:: Data listing ::
— begin —

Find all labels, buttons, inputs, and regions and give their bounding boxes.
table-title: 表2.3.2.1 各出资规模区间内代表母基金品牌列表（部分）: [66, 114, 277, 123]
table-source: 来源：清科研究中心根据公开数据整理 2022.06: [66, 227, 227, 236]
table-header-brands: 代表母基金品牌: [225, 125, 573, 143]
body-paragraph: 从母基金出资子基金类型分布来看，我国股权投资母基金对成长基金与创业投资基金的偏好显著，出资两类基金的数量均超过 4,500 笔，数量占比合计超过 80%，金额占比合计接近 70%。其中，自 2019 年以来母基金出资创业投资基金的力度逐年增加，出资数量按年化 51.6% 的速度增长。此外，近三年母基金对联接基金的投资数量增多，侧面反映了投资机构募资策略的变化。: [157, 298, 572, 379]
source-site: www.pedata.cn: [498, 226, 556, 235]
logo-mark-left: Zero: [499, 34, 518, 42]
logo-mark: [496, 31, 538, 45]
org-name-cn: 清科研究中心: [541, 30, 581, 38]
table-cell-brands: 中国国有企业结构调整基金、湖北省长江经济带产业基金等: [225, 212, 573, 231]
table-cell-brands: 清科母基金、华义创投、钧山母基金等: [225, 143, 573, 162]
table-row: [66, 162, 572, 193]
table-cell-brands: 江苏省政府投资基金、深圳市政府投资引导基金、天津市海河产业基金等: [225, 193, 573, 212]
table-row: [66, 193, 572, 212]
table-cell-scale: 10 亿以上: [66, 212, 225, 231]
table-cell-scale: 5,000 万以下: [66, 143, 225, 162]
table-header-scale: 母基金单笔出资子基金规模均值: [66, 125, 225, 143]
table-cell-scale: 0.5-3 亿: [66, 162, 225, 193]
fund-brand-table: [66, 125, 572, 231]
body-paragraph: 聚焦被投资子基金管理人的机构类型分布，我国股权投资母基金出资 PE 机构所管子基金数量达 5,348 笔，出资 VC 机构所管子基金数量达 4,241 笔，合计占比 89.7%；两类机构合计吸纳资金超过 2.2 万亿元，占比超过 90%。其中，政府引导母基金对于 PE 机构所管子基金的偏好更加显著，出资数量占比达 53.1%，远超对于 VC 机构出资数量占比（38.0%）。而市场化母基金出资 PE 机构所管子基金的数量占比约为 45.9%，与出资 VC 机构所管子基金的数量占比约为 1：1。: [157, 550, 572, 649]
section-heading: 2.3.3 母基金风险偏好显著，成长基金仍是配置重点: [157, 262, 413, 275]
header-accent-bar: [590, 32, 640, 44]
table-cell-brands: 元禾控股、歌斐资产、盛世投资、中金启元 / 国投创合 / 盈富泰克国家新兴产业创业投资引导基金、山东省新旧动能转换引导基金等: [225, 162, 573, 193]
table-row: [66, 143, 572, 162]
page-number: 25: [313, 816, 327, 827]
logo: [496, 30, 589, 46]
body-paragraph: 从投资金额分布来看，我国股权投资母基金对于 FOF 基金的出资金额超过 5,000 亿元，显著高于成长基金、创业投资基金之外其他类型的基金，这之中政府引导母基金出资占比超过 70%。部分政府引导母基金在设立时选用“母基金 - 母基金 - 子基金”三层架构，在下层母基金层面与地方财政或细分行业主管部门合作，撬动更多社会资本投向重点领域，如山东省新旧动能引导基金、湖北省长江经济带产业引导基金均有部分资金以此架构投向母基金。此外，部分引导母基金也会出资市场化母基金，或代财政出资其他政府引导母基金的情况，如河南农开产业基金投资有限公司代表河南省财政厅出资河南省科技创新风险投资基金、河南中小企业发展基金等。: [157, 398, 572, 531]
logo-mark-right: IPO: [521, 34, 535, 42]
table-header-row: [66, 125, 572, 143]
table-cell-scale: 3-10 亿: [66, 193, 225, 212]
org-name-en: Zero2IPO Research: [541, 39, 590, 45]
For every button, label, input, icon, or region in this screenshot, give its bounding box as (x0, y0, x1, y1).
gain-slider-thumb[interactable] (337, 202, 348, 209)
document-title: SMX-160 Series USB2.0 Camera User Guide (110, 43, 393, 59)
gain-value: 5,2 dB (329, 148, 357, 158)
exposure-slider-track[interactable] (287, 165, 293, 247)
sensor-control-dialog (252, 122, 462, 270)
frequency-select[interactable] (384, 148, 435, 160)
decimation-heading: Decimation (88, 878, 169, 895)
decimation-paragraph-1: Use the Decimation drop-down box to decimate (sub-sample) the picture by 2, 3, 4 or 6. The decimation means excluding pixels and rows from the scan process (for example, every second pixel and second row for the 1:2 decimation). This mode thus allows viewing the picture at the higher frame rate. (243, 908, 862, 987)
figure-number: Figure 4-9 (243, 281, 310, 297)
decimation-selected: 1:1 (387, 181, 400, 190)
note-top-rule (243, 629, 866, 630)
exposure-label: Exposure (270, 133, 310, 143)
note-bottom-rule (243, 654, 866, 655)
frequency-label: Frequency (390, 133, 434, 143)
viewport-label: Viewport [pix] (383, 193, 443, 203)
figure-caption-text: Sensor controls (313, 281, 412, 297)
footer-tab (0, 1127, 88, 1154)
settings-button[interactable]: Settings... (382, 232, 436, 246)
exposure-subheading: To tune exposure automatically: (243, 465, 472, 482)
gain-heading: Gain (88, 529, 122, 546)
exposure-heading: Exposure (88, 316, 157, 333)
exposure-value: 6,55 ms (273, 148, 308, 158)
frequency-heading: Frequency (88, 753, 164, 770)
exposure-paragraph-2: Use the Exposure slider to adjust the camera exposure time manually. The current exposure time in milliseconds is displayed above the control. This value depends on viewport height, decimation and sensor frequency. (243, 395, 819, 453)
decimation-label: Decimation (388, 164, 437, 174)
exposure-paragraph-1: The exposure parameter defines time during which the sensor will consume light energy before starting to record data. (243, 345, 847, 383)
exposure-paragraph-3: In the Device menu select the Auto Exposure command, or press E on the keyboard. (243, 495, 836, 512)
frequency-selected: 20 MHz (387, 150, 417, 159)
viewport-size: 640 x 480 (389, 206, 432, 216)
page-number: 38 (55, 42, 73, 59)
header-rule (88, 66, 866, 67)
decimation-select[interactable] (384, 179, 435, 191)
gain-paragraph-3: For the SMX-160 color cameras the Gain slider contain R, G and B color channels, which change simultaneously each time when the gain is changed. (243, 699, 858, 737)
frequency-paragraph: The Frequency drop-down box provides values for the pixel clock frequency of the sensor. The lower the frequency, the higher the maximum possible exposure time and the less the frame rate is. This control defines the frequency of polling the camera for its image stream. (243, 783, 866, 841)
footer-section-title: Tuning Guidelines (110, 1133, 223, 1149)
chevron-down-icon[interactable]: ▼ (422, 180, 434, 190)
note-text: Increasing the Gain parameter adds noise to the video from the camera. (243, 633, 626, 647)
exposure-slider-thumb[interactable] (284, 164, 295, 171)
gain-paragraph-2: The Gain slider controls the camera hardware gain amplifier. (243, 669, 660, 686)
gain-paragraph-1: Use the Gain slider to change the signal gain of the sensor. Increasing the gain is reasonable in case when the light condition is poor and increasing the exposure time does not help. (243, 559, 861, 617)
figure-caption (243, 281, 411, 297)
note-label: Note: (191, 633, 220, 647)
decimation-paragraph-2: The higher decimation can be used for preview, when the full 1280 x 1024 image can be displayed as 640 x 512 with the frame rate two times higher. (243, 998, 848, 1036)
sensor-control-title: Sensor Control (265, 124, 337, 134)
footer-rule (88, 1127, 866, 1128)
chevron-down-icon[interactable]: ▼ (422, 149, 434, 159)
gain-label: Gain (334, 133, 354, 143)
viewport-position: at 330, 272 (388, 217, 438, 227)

— end —

:: Objective ::
Extract every line above and copy each one unchanged, leaving none out.

:: Response for this exercise ::
Find all labels, buttons, inputs, and regions and give their bounding boxes.
table-title: 表2.3.2.1 各出资规模区间内代表母基金品牌列表（部分）: [66, 114, 277, 123]
table-source: 来源：清科研究中心根据公开数据整理 2022.06: [66, 227, 227, 236]
table-header-brands: 代表母基金品牌: [225, 125, 573, 143]
body-paragraph: 从母基金出资子基金类型分布来看，我国股权投资母基金对成长基金与创业投资基金的偏好显著，出资两类基金的数量均超过 4,500 笔，数量占比合计超过 80%，金额占比合计接近 70%。其中，自 2019 年以来母基金出资创业投资基金的力度逐年增加，出资数量按年化 51.6% 的速度增长。此外，近三年母基金对联接基金的投资数量增多，侧面反映了投资机构募资策略的变化。: [157, 298, 572, 379]
source-site: www.pedata.cn: [498, 226, 556, 235]
logo-mark-left: Zero: [499, 34, 518, 42]
logo-mark: [496, 31, 538, 45]
org-name-cn: 清科研究中心: [541, 30, 581, 38]
table-cell-brands: 中国国有企业结构调整基金、湖北省长江经济带产业基金等: [225, 212, 573, 231]
table-cell-brands: 清科母基金、华义创投、钧山母基金等: [225, 143, 573, 162]
table-row: [66, 162, 572, 193]
table-cell-brands: 江苏省政府投资基金、深圳市政府投资引导基金、天津市海河产业基金等: [225, 193, 573, 212]
table-row: [66, 193, 572, 212]
table-cell-scale: 10 亿以上: [66, 212, 225, 231]
table-cell-scale: 5,000 万以下: [66, 143, 225, 162]
table-header-scale: 母基金单笔出资子基金规模均值: [66, 125, 225, 143]
table-cell-scale: 0.5-3 亿: [66, 162, 225, 193]
fund-brand-table: [66, 125, 572, 231]
body-paragraph: 聚焦被投资子基金管理人的机构类型分布，我国股权投资母基金出资 PE 机构所管子基金数量达 5,348 笔，出资 VC 机构所管子基金数量达 4,241 笔，合计占比 89.7%；两类机构合计吸纳资金超过 2.2 万亿元，占比超过 90%。其中，政府引导母基金对于 PE 机构所管子基金的偏好更加显著，出资数量占比达 53.1%，远超对于 VC 机构出资数量占比（38.0%）。而市场化母基金出资 PE 机构所管子基金的数量占比约为 45.9%，与出资 VC 机构所管子基金的数量占比约为 1：1。: [157, 550, 572, 649]
section-heading: 2.3.3 母基金风险偏好显著，成长基金仍是配置重点: [157, 262, 413, 275]
header-accent-bar: [590, 32, 640, 44]
table-cell-brands: 元禾控股、歌斐资产、盛世投资、中金启元 / 国投创合 / 盈富泰克国家新兴产业创业投资引导基金、山东省新旧动能转换引导基金等: [225, 162, 573, 193]
table-row: [66, 143, 572, 162]
page-number: 25: [313, 816, 327, 827]
logo: [496, 30, 589, 46]
body-paragraph: 从投资金额分布来看，我国股权投资母基金对于 FOF 基金的出资金额超过 5,000 亿元，显著高于成长基金、创业投资基金之外其他类型的基金，这之中政府引导母基金出资占比超过 70%。部分政府引导母基金在设立时选用“母基金 - 母基金 - 子基金”三层架构，在下层母基金层面与地方财政或细分行业主管部门合作，撬动更多社会资本投向重点领域，如山东省新旧动能引导基金、湖北省长江经济带产业引导基金均有部分资金以此架构投向母基金。此外，部分引导母基金也会出资市场化母基金，或代财政出资其他政府引导母基金的情况，如河南农开产业基金投资有限公司代表河南省财政厅出资河南省科技创新风险投资基金、河南中小企业发展基金等。: [157, 398, 572, 531]
logo-mark-right: IPO: [521, 34, 535, 42]
table-header-row: [66, 125, 572, 143]
table-cell-scale: 3-10 亿: [66, 193, 225, 212]
org-name-en: Zero2IPO Research: [541, 39, 590, 45]
For every button, label, input, icon, or region in this screenshot, give its bounding box as (x0, y0, x1, y1).
gain-slider-thumb[interactable] (337, 202, 348, 209)
document-title: SMX-160 Series USB2.0 Camera User Guide (110, 43, 393, 59)
gain-value: 5,2 dB (329, 148, 357, 158)
exposure-slider-track[interactable] (287, 165, 293, 247)
sensor-control-dialog (252, 122, 462, 270)
frequency-select[interactable] (384, 148, 435, 160)
decimation-heading: Decimation (88, 878, 169, 895)
decimation-paragraph-1: Use the Decimation drop-down box to decimate (sub-sample) the picture by 2, 3, 4 or 6. The decimation means excluding pixels and rows from the scan process (for example, every second pixel and second row for the 1:2 decimation). This mode thus allows viewing the picture at the higher frame rate. (243, 908, 862, 987)
figure-number: Figure 4-9 (243, 281, 310, 297)
decimation-selected: 1:1 (387, 181, 400, 190)
note-top-rule (243, 629, 866, 630)
exposure-label: Exposure (270, 133, 310, 143)
note-bottom-rule (243, 654, 866, 655)
frequency-label: Frequency (390, 133, 434, 143)
viewport-label: Viewport [pix] (383, 193, 443, 203)
figure-caption-text: Sensor controls (313, 281, 412, 297)
footer-tab (0, 1127, 88, 1154)
settings-button[interactable]: Settings... (382, 232, 436, 246)
exposure-subheading: To tune exposure automatically: (243, 465, 472, 482)
gain-heading: Gain (88, 529, 122, 546)
exposure-heading: Exposure (88, 316, 157, 333)
exposure-value: 6,55 ms (273, 148, 308, 158)
frequency-heading: Frequency (88, 753, 164, 770)
exposure-paragraph-2: Use the Exposure slider to adjust the camera exposure time manually. The current exposure time in milliseconds is displayed above the control. This value depends on viewport height, decimation and sensor frequency. (243, 395, 819, 453)
decimation-label: Decimation (388, 164, 437, 174)
exposure-paragraph-1: The exposure parameter defines time during which the sensor will consume light energy before starting to record data. (243, 345, 847, 383)
exposure-paragraph-3: In the Device menu select the Auto Exposure command, or press E on the keyboard. (243, 495, 836, 512)
frequency-selected: 20 MHz (387, 150, 417, 159)
viewport-size: 640 x 480 (389, 206, 432, 216)
page-number: 38 (55, 42, 73, 59)
header-rule (88, 66, 866, 67)
decimation-select[interactable] (384, 179, 435, 191)
gain-paragraph-3: For the SMX-160 color cameras the Gain slider contain R, G and B color channels, which change simultaneously each time when the gain is changed. (243, 699, 858, 737)
frequency-paragraph: The Frequency drop-down box provides values for the pixel clock frequency of the sensor. The lower the frequency, the higher the maximum possible exposure time and the less the frame rate is. This control defines the frequency of polling the camera for its image stream. (243, 783, 866, 841)
footer-section-title: Tuning Guidelines (110, 1133, 223, 1149)
chevron-down-icon[interactable]: ▼ (422, 180, 434, 190)
note-text: Increasing the Gain parameter adds noise to the video from the camera. (243, 633, 626, 647)
exposure-slider-thumb[interactable] (284, 164, 295, 171)
gain-paragraph-2: The Gain slider controls the camera hardware gain amplifier. (243, 669, 660, 686)
gain-paragraph-1: Use the Gain slider to change the signal gain of the sensor. Increasing the gain is reasonable in case when the light condition is poor and increasing the exposure time does not help. (243, 559, 861, 617)
figure-caption (243, 281, 411, 297)
note-label: Note: (191, 633, 220, 647)
decimation-paragraph-2: The higher decimation can be used for preview, when the full 1280 x 1024 image can be displayed as 640 x 512 with the frame rate two times higher. (243, 998, 848, 1036)
sensor-control-title: Sensor Control (265, 124, 337, 134)
footer-rule (88, 1127, 866, 1128)
chevron-down-icon[interactable]: ▼ (422, 149, 434, 159)
gain-label: Gain (334, 133, 354, 143)
viewport-position: at 330, 272 (388, 217, 438, 227)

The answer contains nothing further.